**TEXT SHOWN**.
_ _ _ _ _ _ _
ADK Workflow Nested Workflow Sample

Overview

This sample demonstrates how to compose workflows by embedding one workflow inside another as a single node in ADK Workflows.

It takes a 4-digit year as input and performs two tasks in parallel:

  1. Historical Event (find_historical_event): A straightforward Agent node that generates a 2-sentence description of an event that happened that year.
  2. Famous Person (find_famous_person): A nested Workflow that first finds a person born in that year (find_name), and then forwards that name to another agent to write a biography (generate_bio).

From the perspective of the root_agent workflow, find_famous_person is just another node. The root workflow doesn't need to know the internal steps; it just waits for the parallel branches to finish, then synchronizes their outputs using a JoinNode before formatting them in aggregate_results.

Sample Inputs

  • 1969

  • 2000

  • 1984

Graph

Root Workflow (root_agent)

graph TD
    START --> process_input
    process_input --> find_historical_event[find_historical_event <br/>AGENT]
    process_input --> find_famous_person[find_famous_person <br/>WORKFLOW]
    find_historical_event --> join_for_aggregation[join_for_aggregation <br/>JOIN]
    find_famous_person --> join_for_aggregation
    join_for_aggregation --> aggregate_results

Nested Workflow (find_famous_person)
_ _ _ _ _ _ _
**DATASET RECORDS**.
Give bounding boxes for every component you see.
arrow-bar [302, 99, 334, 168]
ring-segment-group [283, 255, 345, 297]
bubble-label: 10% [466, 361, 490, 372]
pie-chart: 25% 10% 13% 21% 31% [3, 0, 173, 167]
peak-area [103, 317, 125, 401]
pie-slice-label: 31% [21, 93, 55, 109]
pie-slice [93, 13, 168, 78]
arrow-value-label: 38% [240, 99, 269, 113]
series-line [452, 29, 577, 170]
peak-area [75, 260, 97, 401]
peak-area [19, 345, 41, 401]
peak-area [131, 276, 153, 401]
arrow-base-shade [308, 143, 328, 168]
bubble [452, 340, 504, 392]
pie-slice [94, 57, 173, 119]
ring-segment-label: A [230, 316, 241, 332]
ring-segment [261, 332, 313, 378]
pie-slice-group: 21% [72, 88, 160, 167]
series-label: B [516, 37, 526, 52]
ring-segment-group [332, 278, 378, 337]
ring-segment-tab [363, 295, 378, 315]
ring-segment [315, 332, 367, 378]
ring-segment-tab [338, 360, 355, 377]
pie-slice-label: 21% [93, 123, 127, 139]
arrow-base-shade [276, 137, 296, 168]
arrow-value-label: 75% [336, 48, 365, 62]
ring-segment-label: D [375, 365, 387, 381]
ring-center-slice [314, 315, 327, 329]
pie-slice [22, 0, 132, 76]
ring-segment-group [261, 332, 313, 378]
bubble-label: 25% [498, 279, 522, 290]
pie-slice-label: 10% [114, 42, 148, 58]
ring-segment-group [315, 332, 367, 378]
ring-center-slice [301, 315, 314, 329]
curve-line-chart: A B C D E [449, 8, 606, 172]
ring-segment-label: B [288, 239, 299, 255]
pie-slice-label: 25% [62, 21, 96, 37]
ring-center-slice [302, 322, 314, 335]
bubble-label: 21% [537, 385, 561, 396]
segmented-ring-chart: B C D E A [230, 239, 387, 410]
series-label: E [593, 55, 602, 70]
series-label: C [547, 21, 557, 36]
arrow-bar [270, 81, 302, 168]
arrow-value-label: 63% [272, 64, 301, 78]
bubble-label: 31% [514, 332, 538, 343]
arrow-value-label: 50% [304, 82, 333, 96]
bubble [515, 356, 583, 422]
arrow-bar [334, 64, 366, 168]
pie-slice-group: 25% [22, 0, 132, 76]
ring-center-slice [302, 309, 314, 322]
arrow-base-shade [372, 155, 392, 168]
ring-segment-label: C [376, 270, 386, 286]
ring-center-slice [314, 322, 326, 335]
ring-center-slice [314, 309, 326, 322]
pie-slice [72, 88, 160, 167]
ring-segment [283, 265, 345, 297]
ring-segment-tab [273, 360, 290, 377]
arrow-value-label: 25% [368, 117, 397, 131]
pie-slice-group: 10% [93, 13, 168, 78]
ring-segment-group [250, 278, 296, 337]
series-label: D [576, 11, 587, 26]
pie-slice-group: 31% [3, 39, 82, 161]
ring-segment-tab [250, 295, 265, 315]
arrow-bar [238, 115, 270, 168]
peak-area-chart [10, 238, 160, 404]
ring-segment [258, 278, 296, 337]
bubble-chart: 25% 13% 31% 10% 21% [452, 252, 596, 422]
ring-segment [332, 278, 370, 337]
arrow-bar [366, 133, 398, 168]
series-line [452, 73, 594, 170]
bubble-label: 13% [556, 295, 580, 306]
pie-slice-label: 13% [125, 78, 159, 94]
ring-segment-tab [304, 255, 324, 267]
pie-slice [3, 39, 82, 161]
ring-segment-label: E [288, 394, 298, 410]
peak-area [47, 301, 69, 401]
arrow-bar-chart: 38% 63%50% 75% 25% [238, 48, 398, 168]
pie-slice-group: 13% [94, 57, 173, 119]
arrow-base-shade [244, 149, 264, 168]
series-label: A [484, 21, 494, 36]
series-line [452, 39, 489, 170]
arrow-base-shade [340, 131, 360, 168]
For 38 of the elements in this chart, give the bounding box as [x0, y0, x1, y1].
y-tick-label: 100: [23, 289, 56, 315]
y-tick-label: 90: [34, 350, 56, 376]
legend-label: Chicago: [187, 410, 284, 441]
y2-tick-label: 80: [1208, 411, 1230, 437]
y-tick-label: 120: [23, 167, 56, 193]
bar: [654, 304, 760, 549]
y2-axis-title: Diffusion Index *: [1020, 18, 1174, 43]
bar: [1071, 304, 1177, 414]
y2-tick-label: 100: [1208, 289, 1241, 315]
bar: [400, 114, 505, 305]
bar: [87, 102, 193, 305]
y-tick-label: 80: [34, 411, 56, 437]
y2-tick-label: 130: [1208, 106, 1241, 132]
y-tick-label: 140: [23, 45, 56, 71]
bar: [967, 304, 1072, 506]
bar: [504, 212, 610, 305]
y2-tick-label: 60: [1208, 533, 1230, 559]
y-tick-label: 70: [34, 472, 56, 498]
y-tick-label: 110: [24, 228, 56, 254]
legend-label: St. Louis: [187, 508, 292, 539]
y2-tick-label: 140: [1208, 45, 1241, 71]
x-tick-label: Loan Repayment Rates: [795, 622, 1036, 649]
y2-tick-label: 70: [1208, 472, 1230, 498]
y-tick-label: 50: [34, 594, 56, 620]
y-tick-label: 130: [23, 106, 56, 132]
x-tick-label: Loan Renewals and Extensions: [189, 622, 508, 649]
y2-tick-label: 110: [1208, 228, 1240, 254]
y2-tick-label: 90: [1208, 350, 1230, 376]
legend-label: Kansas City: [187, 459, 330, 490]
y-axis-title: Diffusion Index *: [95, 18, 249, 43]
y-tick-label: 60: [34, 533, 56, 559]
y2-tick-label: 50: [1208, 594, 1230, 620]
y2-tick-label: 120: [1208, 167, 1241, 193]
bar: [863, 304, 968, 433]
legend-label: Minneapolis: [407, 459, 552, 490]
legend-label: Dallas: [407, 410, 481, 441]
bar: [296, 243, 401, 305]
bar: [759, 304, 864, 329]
_ _ _ _ _ _ _
**AIM OF THE EXERCISE**.
Print the full text on the ADK nested workflow sample again, word for word. The records have nothing to do with what comes next.

**ANSWER BOX**.
ADK Workflow Nested Workflow Sample

Overview

This sample demonstrates how to compose workflows by embedding one workflow inside another as a single node in ADK Workflows.

It takes a 4-digit year as input and performs two tasks in parallel:

  1. Historical Event (find_historical_event): A straightforward Agent node that generates a 2-sentence description of an event that happened that year.
  2. Famous Person (find_famous_person): A nested Workflow that first finds a person born in that year (find_name), and then forwards that name to another agent to write a biography (generate_bio).

From the perspective of the root_agent workflow, find_famous_person is just another node. The root workflow doesn't need to know the internal steps; it just waits for the parallel branches to finish, then synchronizes their outputs using a JoinNode before formatting them in aggregate_results.

Sample Inputs

  • 1969

  • 2000

  • 1984

Graph

Root Workflow (root_agent)

graph TD
    START --> process_input
    process_input --> find_historical_event[find_historical_event <br/>AGENT]
    process_input --> find_famous_person[find_famous_person <br/>WORKFLOW]
    find_historical_event --> join_for_aggregation[join_for_aggregation <br/>JOIN]
    find_famous_person --> join_for_aggregation
    join_for_aggregation --> aggregate_results

Nested Workflow (find_famous_person)